Start of Available data

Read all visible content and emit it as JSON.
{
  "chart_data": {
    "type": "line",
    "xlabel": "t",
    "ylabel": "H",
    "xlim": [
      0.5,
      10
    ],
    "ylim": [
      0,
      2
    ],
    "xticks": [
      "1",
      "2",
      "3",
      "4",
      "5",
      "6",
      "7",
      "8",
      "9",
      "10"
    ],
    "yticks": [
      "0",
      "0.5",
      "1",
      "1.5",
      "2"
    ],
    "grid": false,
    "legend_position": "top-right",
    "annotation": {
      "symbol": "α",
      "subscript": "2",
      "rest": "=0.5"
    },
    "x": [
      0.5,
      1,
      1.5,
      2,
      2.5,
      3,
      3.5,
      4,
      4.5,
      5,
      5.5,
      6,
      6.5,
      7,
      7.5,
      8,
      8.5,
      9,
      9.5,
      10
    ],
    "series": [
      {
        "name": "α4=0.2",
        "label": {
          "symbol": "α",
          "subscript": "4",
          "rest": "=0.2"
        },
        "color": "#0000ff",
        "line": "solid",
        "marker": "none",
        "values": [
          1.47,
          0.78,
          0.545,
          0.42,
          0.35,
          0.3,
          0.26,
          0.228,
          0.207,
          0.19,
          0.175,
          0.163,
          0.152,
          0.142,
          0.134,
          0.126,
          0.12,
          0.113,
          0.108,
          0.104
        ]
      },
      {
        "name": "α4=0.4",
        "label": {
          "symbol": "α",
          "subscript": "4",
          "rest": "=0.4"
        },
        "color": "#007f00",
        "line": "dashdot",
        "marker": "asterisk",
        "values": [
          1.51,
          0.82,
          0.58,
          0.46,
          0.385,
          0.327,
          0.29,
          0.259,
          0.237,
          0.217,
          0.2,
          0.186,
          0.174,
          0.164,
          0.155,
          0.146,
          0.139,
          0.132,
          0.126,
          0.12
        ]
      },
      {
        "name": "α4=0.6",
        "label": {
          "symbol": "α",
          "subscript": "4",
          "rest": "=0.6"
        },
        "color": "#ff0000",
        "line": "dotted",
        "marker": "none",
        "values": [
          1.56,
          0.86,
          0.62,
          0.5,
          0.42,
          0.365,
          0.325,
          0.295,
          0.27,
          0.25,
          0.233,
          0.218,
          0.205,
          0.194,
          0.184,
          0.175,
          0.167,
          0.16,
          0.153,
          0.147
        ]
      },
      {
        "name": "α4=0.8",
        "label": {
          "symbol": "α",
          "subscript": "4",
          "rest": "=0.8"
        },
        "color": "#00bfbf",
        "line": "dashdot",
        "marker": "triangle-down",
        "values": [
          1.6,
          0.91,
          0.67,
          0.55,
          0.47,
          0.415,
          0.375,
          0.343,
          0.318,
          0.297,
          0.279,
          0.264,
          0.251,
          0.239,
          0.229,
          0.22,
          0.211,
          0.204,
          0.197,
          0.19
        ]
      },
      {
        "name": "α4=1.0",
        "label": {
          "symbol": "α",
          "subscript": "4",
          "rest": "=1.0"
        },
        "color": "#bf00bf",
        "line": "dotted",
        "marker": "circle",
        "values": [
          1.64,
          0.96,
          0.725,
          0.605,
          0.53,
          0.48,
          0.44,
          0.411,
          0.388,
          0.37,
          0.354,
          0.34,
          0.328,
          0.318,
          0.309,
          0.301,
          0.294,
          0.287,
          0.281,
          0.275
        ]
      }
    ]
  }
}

End of Available data

◆ What to do
Gather each line that holds "marker".

◆ Answer for this exercise
        "marker": "none",
        "marker": "asterisk",
        "marker": "none",
        "marker": "triangle-down",
        "marker": "circle",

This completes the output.